▶ [YOUR TASK]
From the listing below, copy every line with the word "cooling".

▶ [SOURCE MATERIAL]
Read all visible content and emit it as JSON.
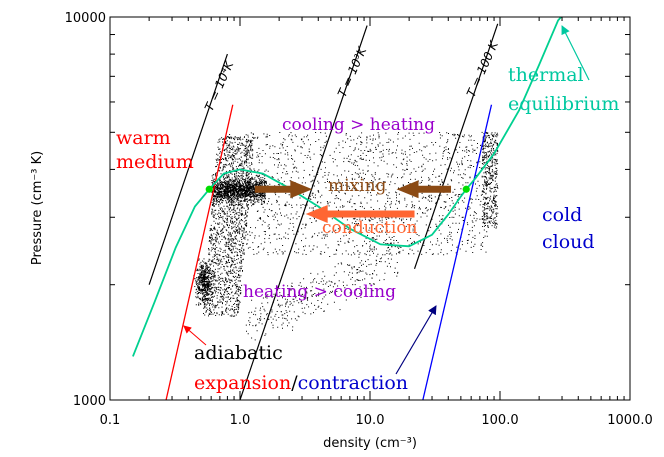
{
  "chart_data": {
    "type": "scatter",
    "x_scale": "log",
    "y_scale": "log",
    "xlim": [
      0.1,
      1000.0
    ],
    "ylim": [
      1000,
      10000
    ],
    "xlabel": "density (cm⁻³)",
    "ylabel": "Pressure (cm⁻³ K)",
    "x_ticks": [
      {
        "value": 0.1,
        "label": "0.1"
      },
      {
        "value": 1.0,
        "label": "1.0"
      },
      {
        "value": 10.0,
        "label": "10.0"
      },
      {
        "value": 100.0,
        "label": "100.0"
      },
      {
        "value": 1000.0,
        "label": "1000.0"
      }
    ],
    "y_ticks": [
      {
        "value": 1000,
        "label": "1000"
      },
      {
        "value": 10000,
        "label": "10000"
      }
    ],
    "isotherms": [
      {
        "label": "T = 10⁴K",
        "T": 10000,
        "n_range": [
          0.2,
          0.8
        ]
      },
      {
        "label": "T = 10³K",
        "T": 1000,
        "n_range": [
          0.9,
          9.5
        ]
      },
      {
        "label": "T = 100 K",
        "T": 100,
        "n_range": [
          22,
          96
        ]
      }
    ],
    "adiabats": [
      {
        "name": "warm adiabat",
        "color": "#ff0000",
        "n": [
          0.27,
          0.88
        ],
        "p": [
          1000,
          5900
        ]
      },
      {
        "name": "cold adiabat",
        "color": "#0000ff",
        "n": [
          25.5,
          86
        ],
        "p": [
          1000,
          5900
        ]
      }
    ],
    "equilibrium_curve": {
      "name": "thermal equilibrium",
      "color": "#00d090",
      "points": [
        [
          0.15,
          1300
        ],
        [
          0.22,
          1800
        ],
        [
          0.32,
          2500
        ],
        [
          0.45,
          3200
        ],
        [
          0.58,
          3550
        ],
        [
          0.75,
          3900
        ],
        [
          1.0,
          4000
        ],
        [
          1.5,
          3900
        ],
        [
          2.3,
          3600
        ],
        [
          4.0,
          3200
        ],
        [
          7.0,
          2800
        ],
        [
          12.0,
          2550
        ],
        [
          20.0,
          2520
        ],
        [
          30.0,
          2700
        ],
        [
          40.0,
          3050
        ],
        [
          50.0,
          3400
        ],
        [
          55.0,
          3550
        ],
        [
          65.0,
          3800
        ],
        [
          90.0,
          4400
        ],
        [
          140.0,
          5700
        ],
        [
          200.0,
          7500
        ],
        [
          280.0,
          9800
        ],
        [
          295.0,
          10000
        ]
      ]
    },
    "equilibrium_points": [
      {
        "n": 0.58,
        "p": 3550,
        "color": "#00dd00"
      },
      {
        "n": 55.0,
        "p": 3550,
        "color": "#00dd00"
      }
    ],
    "arrows": [
      {
        "name": "mixing-left",
        "color": "#8b4a14",
        "from": [
          1.3,
          3550
        ],
        "to": [
          3.6,
          3550
        ]
      },
      {
        "name": "mixing-right",
        "color": "#8b4a14",
        "from": [
          42.0,
          3550
        ],
        "to": [
          16.0,
          3550
        ]
      },
      {
        "name": "conduction",
        "color": "#ff6633",
        "from": [
          22.0,
          3060
        ],
        "to": [
          3.2,
          3060
        ]
      }
    ],
    "annotations": {
      "warm_medium_1": "warm",
      "warm_medium_2": "medium",
      "cooling_heating": "cooling > heating",
      "mixing": "mixing",
      "conduction": "conduction",
      "heating_cooling": "heating > cooling",
      "cold_cloud_1": "cold",
      "cold_cloud_2": "cloud",
      "thermal_1": "thermal",
      "thermal_2": "equilibrium",
      "adiabatic": "adiabatic",
      "expansion": "expansion",
      "slash": "/",
      "contraction": "contraction"
    },
    "colors": {
      "warm": "#ff0000",
      "cold": "#0000cc",
      "purple": "#9900cc",
      "brown": "#8b4a14",
      "orange": "#ff6633",
      "teal": "#00c8a0",
      "navy": "#000080"
    }
  }
}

▶ [EXERCISE OUTPUT]
      "cooling_heating": "cooling > heating",
      "heating_cooling": "heating > cooling",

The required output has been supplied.